Your task: Using the material that follows, identify and copy each line with the string "Cardiovascular".

[begin Data section]

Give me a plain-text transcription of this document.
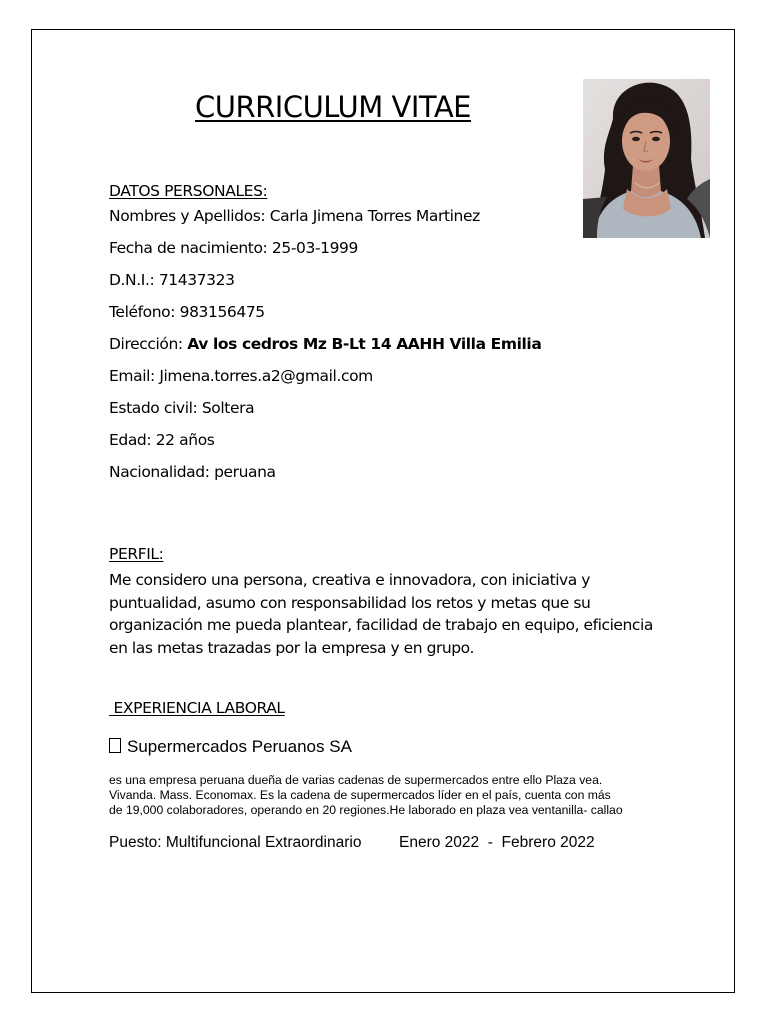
CURRICULUM VITAE
DATOS PERSONALES:
Nombres y Apellidos: Carla Jimena Torres Martinez
Fecha de nacimiento: 25-03-1999
D.N.I.: 71437323
Teléfono: 983156475
Dirección: Av los cedros Mz B-Lt 14 AAHH Villa Emilia
Email: Jimena.torres.a2@gmail.com
Estado civil: Soltera
Edad: 22 años
Nacionalidad: peruana
PERFIL:
Me considero una persona, creativa e innovadora, con iniciativa y
puntualidad, asumo con responsabilidad los retos y metas que su
organización me pueda plantear, facilidad de trabajo en equipo, eficiencia
en las metas trazadas por la empresa y en grupo.
EXPERIENCIA LABORAL
Supermercados Peruanos SA
es una empresa peruana dueña de varias cadenas de supermercados entre ello Plaza vea.
Vivanda. Mass. Economax. Es la cadena de supermercados líder en el país, cuenta con más
de 19,000 colaboradores, operando en 20 regiones.He laborado en plaza vea ventanilla- callao
Puesto: Multifuncional Extraordinario Enero 2022  -  Febrero 2022
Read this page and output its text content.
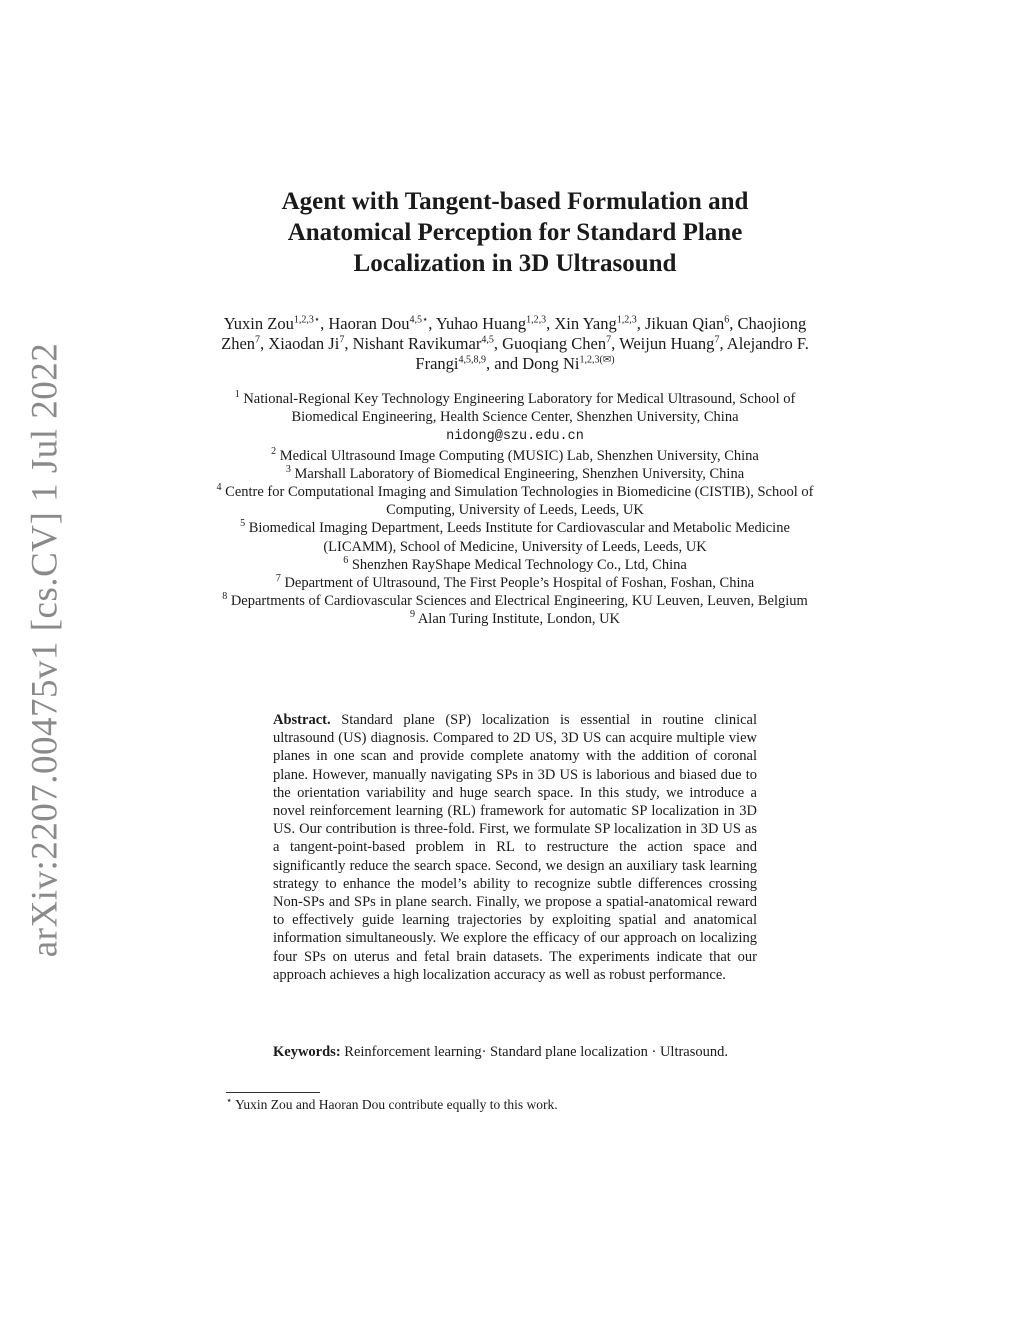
arXiv:2207.00475v1 [cs.CV] 1 Jul 2022
Agent with Tangent-based Formulation and
Anatomical Perception for Standard Plane
Localization in 3D Ultrasound
Yuxin Zou$^{1,2,3⋆}$, Haoran Dou$^{4,5⋆}$, Yuhao Huang$^{1,2,3}$, Xin Yang$^{1,2,3}$, Jikuan Qian$^6$, Chaojiong Zhen$^7$, Xiaodan Ji$^7$, Nishant Ravikumar$^{4,5}$, Guoqiang Chen$^7$, Weijun Huang$^7$, Alejandro F. Frangi$^{4,5,8,9}$, and Dong $Ni^{1,2,3(✉)}$
$^1$ National-Regional Key Technology Engineering Laboratory for Medical Ultrasound, School of Biomedical Engineering, Health Science Center, Shenzhen University, China
nidong@szu.edu.cn
$^2$ Medical Ultrasound Image Computing (MUSIC) Lab, Shenzhen University, China
$^3$ Marshall Laboratory of Biomedical Engineering, Shenzhen University, China
$^4$ Centre for Computational Imaging and Simulation Technologies in Biomedicine (CISTIB), School of Computing, University of Leeds, Leeds, UK
$^5$ Biomedical Imaging Department, Leeds Institute for Cardiovascular and Metabolic Medicine (LICAMM), School of Medicine, University of Leeds, Leeds, UK
$^6$ Shenzhen RayShape Medical Technology Co., Ltd, China
$^7$ Department of Ultrasound, The First People’s Hospital of Foshan, Foshan, China
$^8$ Departments of Cardiovascular Sciences and Electrical Engineering, KU Leuven, Leuven, Belgium
$^9$ Alan Turing Institute, London, UK
Abstract. Standard plane (SP) localization is essential in routine clinical ultrasound (US) diagnosis. Compared to 2D US, 3D US can acquire multiple view planes in one scan and provide complete anatomy with the addition of coronal plane. However, manually navigating SPs in 3D US is laborious and biased due to the orientation variability and huge search space. In this study, we introduce a novel reinforcement learning (RL) framework for automatic SP localization in 3D US. Our contribution is three-fold. First, we formulate SP localization in 3D US as a tangent-point-based problem in RL to restructure the action space and significantly reduce the search space. Second, we design an auxiliary task learning strategy to enhance the model’s ability to recognize subtle differences crossing Non-SPs and SPs in plane search. Finally, we propose a spatial-anatomical reward to effectively guide learning trajectories by exploiting spatial and anatomical information simultaneously. We explore the efficacy of our approach on localizing four SPs on uterus and fetal brain datasets. The experiments indicate that our approach achieves a high localization accuracy as well as robust performance.
Keywords: Reinforcement learning· Standard plane localization · Ultrasound.
⋆ Yuxin Zou and Haoran Dou contribute equally to this work.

[end Data section]

Result of this exercise:
$^5$ Biomedical Imaging Department, Leeds Institute for Cardiovascular and Metabolic Medicine (LICAMM), School of Medicine, University of Leeds, Leeds, UK
$^8$ Departments of Cardiovascular Sciences and Electrical Engineering, KU Leuven, Leuven, Belgium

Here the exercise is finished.